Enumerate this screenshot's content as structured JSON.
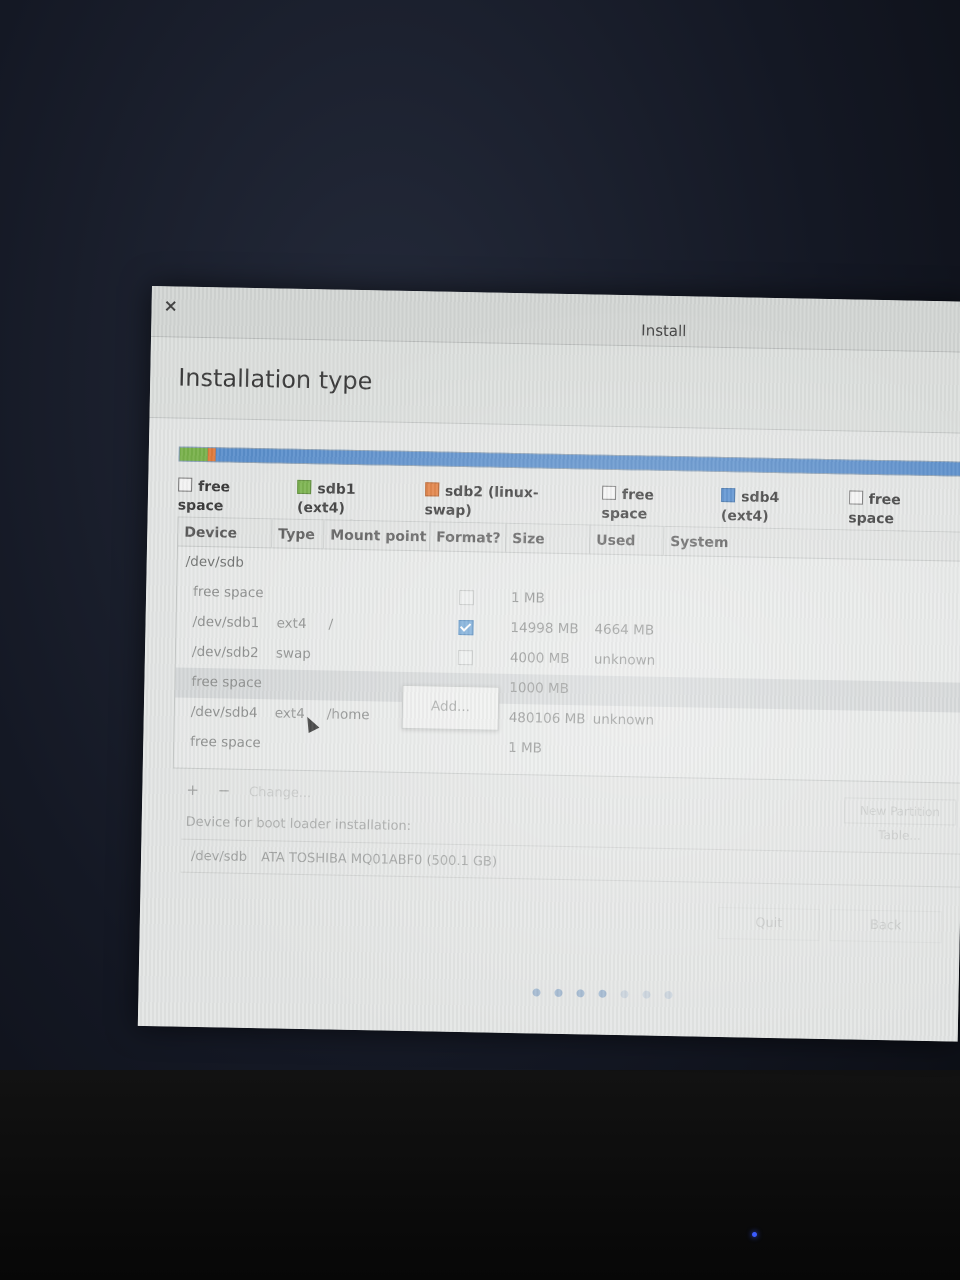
{
  "window": {
    "title": "Install",
    "close_glyph": "×"
  },
  "header": {
    "title": "Installation type"
  },
  "legend": [
    {
      "label": "free space",
      "size": "1.0 MB",
      "color": "#f3f3f3"
    },
    {
      "label": "sdb1 (ext4)",
      "size": "15.0 GB",
      "color": "#78b14a"
    },
    {
      "label": "sdb2 (linux-swap)",
      "size": "4.0 GB",
      "color": "#e07a3a"
    },
    {
      "label": "free space",
      "size": "1.0 GB",
      "color": "#f3f3f3"
    },
    {
      "label": "sdb4 (ext4)",
      "size": "480.1 GB",
      "color": "#4c87cc"
    },
    {
      "label": "free space",
      "size": "1.1 MB",
      "color": "#f3f3f3"
    }
  ],
  "table": {
    "columns": [
      "Device",
      "Type",
      "Mount point",
      "Format?",
      "Size",
      "Used",
      "System"
    ],
    "rows": [
      {
        "device": "/dev/sdb",
        "type": "",
        "mount": "",
        "format": null,
        "size": "",
        "used": "",
        "system": ""
      },
      {
        "device": "free space",
        "type": "",
        "mount": "",
        "format": false,
        "size": "1 MB",
        "used": "",
        "system": ""
      },
      {
        "device": "/dev/sdb1",
        "type": "ext4",
        "mount": "/",
        "format": true,
        "size": "14998 MB",
        "used": "4664 MB",
        "system": ""
      },
      {
        "device": "/dev/sdb2",
        "type": "swap",
        "mount": "",
        "format": false,
        "size": "4000 MB",
        "used": "unknown",
        "system": ""
      },
      {
        "device": "free space",
        "type": "",
        "mount": "",
        "format": null,
        "size": "1000 MB",
        "used": "",
        "system": ""
      },
      {
        "device": "/dev/sdb4",
        "type": "ext4",
        "mount": "/home",
        "format": null,
        "size": "480106 MB",
        "used": "unknown",
        "system": ""
      },
      {
        "device": "free space",
        "type": "",
        "mount": "",
        "format": null,
        "size": "1 MB",
        "used": "",
        "system": ""
      }
    ]
  },
  "context_menu": {
    "add_label": "Add..."
  },
  "toolbar": {
    "add_glyph": "+",
    "remove_glyph": "−",
    "change_label": "Change...",
    "new_table_label": "New Partition Table..."
  },
  "boot": {
    "label": "Device for boot loader installation:",
    "device": "/dev/sdb",
    "name": "ATA TOSHIBA MQ01ABF0 (500.1 GB)"
  },
  "buttons": {
    "quit": "Quit",
    "back": "Back"
  },
  "colors": {
    "accent_blue": "#5a8ecb",
    "ext4_green": "#78b14a",
    "swap_orange": "#e07a3a"
  }
}
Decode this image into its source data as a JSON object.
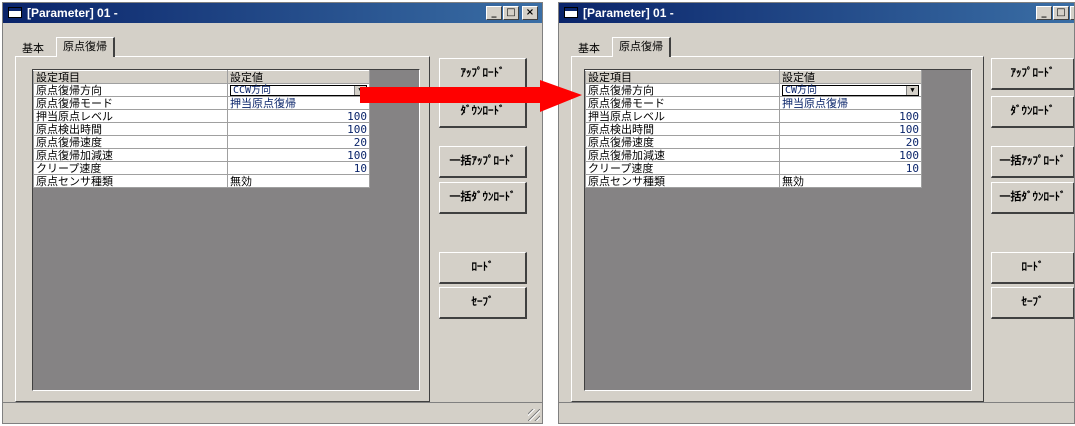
{
  "left_window": {
    "title": "[Parameter] 01 -",
    "controls": [
      "_",
      "□",
      "×"
    ],
    "tabs": [
      "基本",
      "原点復帰"
    ],
    "grid": {
      "headers": [
        "設定項目",
        "設定値"
      ],
      "direction": {
        "label": "原点復帰方向",
        "value": "CCW方向"
      },
      "rows": [
        {
          "label": "原点復帰モード",
          "value": "押当原点復帰"
        },
        {
          "label": "押当原点レベル",
          "value": "100"
        },
        {
          "label": "原点検出時間",
          "value": "100"
        },
        {
          "label": "原点復帰速度",
          "value": "20"
        },
        {
          "label": "原点復帰加減速",
          "value": "100"
        },
        {
          "label": "クリープ速度",
          "value": "10"
        },
        {
          "label": "原点センサ種類",
          "value": "無効"
        }
      ]
    },
    "buttons": [
      "ｱｯﾌﾟﾛｰﾄﾞ",
      "ﾀﾞｳﾝﾛｰﾄﾞ",
      "一括ｱｯﾌﾟﾛｰﾄﾞ",
      "一括ﾀﾞｳﾝﾛｰﾄﾞ",
      "ﾛｰﾄﾞ",
      "ｾｰﾌﾞ"
    ]
  },
  "right_window": {
    "title": "[Parameter] 01 -",
    "controls": [
      "_",
      "□",
      "×"
    ],
    "tabs": [
      "基本",
      "原点復帰"
    ],
    "grid": {
      "headers": [
        "設定項目",
        "設定値"
      ],
      "direction": {
        "label": "原点復帰方向",
        "value": "CW方向"
      },
      "rows": [
        {
          "label": "原点復帰モード",
          "value": "押当原点復帰"
        },
        {
          "label": "押当原点レベル",
          "value": "100"
        },
        {
          "label": "原点検出時間",
          "value": "100"
        },
        {
          "label": "原点復帰速度",
          "value": "20"
        },
        {
          "label": "原点復帰加減速",
          "value": "100"
        },
        {
          "label": "クリープ速度",
          "value": "10"
        },
        {
          "label": "原点センサ種類",
          "value": "無効"
        }
      ]
    },
    "buttons": [
      "ｱｯﾌﾟﾛｰﾄﾞ",
      "ﾀﾞｳﾝﾛｰﾄﾞ",
      "一括ｱｯﾌﾟﾛｰﾄﾞ",
      "一括ﾀﾞｳﾝﾛｰﾄﾞ",
      "ﾛｰﾄﾞ",
      "ｾｰﾌﾞ"
    ]
  },
  "colors": {
    "title_bar": "#0a246a",
    "grid_background": "#858384",
    "value_text": "#0a246a",
    "arrow": "#ff0000",
    "window_face": "#d4d0c8"
  },
  "annotation_icon": "red-arrow-icon"
}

----------

→ **Work instructions**: From the entries above, extract every line where the word "JSON" appears.

→ **Complete response**:
Enumerate this screenshot's content as structured JSON.
Decode this image into its source data as a JSON object.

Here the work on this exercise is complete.